Pull out every line of the listing below where "title" appears.
====== Records to process
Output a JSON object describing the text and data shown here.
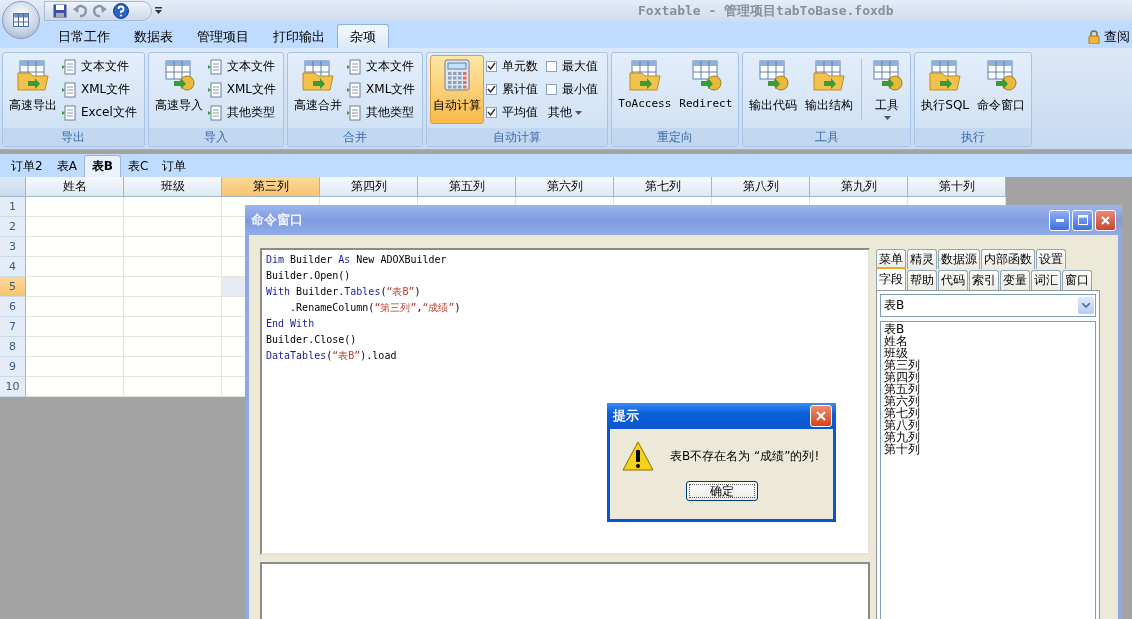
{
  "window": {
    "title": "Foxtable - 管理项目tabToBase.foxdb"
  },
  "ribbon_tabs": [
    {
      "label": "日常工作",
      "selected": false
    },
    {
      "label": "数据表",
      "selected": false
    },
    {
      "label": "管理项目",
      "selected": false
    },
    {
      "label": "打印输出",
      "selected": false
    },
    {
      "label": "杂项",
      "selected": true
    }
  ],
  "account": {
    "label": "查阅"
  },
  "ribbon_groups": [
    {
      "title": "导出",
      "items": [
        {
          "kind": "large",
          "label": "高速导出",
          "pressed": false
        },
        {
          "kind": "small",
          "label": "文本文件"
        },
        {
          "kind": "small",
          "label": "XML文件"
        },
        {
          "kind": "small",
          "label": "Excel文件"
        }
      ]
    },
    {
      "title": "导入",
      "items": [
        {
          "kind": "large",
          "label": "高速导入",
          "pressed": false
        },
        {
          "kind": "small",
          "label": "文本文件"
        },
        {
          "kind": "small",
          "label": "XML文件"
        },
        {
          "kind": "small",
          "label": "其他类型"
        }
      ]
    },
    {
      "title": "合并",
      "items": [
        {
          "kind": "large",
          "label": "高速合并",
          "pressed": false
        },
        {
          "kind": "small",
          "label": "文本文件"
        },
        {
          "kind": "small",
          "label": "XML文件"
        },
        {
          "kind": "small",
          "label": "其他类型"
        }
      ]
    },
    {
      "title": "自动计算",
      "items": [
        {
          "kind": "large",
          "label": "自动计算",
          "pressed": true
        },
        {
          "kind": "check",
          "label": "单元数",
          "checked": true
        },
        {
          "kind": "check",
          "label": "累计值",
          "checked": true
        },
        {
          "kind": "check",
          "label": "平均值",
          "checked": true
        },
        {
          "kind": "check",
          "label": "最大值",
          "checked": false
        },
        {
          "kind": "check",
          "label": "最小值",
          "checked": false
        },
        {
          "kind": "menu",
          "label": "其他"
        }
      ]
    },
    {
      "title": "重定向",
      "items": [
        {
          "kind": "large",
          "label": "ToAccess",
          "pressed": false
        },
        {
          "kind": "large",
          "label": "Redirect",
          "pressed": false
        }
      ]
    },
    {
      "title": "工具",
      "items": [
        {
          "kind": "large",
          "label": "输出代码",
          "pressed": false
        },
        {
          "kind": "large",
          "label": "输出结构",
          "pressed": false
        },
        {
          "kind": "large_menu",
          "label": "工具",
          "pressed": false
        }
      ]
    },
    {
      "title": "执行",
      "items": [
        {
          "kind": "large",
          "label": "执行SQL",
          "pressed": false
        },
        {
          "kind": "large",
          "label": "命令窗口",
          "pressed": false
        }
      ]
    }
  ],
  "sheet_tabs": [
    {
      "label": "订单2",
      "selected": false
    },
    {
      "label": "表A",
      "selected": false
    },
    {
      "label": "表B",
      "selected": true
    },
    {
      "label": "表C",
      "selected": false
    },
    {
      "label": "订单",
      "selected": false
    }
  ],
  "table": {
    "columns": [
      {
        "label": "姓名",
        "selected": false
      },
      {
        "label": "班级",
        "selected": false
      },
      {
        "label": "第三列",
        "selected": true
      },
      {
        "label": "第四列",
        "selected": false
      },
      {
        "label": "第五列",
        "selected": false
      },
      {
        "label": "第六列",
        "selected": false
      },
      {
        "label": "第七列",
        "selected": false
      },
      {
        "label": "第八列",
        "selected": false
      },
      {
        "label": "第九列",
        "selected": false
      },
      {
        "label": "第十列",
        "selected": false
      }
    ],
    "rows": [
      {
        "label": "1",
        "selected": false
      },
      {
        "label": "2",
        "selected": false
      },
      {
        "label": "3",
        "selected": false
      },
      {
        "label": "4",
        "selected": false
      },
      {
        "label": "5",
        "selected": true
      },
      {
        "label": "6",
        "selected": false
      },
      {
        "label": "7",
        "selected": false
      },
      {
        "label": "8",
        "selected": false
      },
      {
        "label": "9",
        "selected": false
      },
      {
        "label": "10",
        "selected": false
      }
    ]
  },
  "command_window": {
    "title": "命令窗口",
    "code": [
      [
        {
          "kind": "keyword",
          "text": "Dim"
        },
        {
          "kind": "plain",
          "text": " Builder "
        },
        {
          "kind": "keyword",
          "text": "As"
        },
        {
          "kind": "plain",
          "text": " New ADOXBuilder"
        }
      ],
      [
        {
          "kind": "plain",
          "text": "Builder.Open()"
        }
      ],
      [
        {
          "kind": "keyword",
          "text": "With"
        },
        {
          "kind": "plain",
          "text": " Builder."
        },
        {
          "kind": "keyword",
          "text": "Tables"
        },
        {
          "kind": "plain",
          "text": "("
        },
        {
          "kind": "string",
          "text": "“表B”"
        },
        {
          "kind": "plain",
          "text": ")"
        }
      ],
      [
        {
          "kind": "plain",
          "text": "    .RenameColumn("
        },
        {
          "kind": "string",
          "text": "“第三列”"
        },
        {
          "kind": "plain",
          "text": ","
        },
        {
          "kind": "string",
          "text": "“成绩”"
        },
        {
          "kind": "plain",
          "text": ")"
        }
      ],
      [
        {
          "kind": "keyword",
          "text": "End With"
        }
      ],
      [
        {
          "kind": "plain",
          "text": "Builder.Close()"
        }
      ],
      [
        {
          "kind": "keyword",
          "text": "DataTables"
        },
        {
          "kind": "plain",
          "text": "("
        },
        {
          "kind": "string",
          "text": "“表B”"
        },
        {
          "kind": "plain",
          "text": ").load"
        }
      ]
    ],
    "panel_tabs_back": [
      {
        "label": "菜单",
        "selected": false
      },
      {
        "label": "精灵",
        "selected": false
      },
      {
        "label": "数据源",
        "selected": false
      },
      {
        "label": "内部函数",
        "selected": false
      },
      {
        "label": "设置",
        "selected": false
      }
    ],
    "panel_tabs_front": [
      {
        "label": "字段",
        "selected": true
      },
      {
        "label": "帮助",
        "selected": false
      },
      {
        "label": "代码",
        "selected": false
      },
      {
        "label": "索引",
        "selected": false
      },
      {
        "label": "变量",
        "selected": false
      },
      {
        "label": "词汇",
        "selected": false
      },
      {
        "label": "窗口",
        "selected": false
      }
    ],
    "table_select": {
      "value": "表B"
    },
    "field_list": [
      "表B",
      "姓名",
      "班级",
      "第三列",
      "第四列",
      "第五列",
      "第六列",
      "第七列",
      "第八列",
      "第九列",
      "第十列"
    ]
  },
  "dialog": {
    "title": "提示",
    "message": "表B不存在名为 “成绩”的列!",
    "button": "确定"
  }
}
============
====== Records to process
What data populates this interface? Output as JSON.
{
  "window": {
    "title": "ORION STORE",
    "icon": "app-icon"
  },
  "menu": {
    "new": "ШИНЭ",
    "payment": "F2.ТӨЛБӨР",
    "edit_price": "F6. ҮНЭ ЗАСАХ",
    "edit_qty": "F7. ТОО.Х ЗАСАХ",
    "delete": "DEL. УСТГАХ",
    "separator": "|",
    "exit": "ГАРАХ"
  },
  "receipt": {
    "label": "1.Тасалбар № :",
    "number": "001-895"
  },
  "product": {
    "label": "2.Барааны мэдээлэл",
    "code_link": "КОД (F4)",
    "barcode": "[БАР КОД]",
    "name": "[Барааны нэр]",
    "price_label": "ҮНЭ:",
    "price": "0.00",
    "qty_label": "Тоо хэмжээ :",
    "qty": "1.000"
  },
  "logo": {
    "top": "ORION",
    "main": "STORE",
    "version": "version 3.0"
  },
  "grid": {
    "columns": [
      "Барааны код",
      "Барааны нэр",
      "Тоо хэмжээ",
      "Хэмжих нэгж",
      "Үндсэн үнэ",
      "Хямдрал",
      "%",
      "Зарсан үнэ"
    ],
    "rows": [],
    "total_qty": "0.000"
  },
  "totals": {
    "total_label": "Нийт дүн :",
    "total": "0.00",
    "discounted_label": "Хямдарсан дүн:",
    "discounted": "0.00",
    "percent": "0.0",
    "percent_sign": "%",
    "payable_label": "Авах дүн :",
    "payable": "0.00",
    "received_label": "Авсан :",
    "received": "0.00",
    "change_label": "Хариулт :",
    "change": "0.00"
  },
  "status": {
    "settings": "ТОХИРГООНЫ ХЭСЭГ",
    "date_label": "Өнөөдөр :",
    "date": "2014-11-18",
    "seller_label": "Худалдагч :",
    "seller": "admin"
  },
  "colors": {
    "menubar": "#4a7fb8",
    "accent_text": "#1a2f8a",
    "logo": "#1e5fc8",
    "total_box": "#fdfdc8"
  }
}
============
Result below:
    "title": "Foxtable - 管理项目tabToBase.foxdb"
      "title": "导出",
      "title": "导入",
      "title": "合并",
      "title": "自动计算",
      "title": "重定向",
      "title": "工具",
      "title": "执行",
    "title": "命令窗口",
    "title": "提示",
    "title": "ORION STORE",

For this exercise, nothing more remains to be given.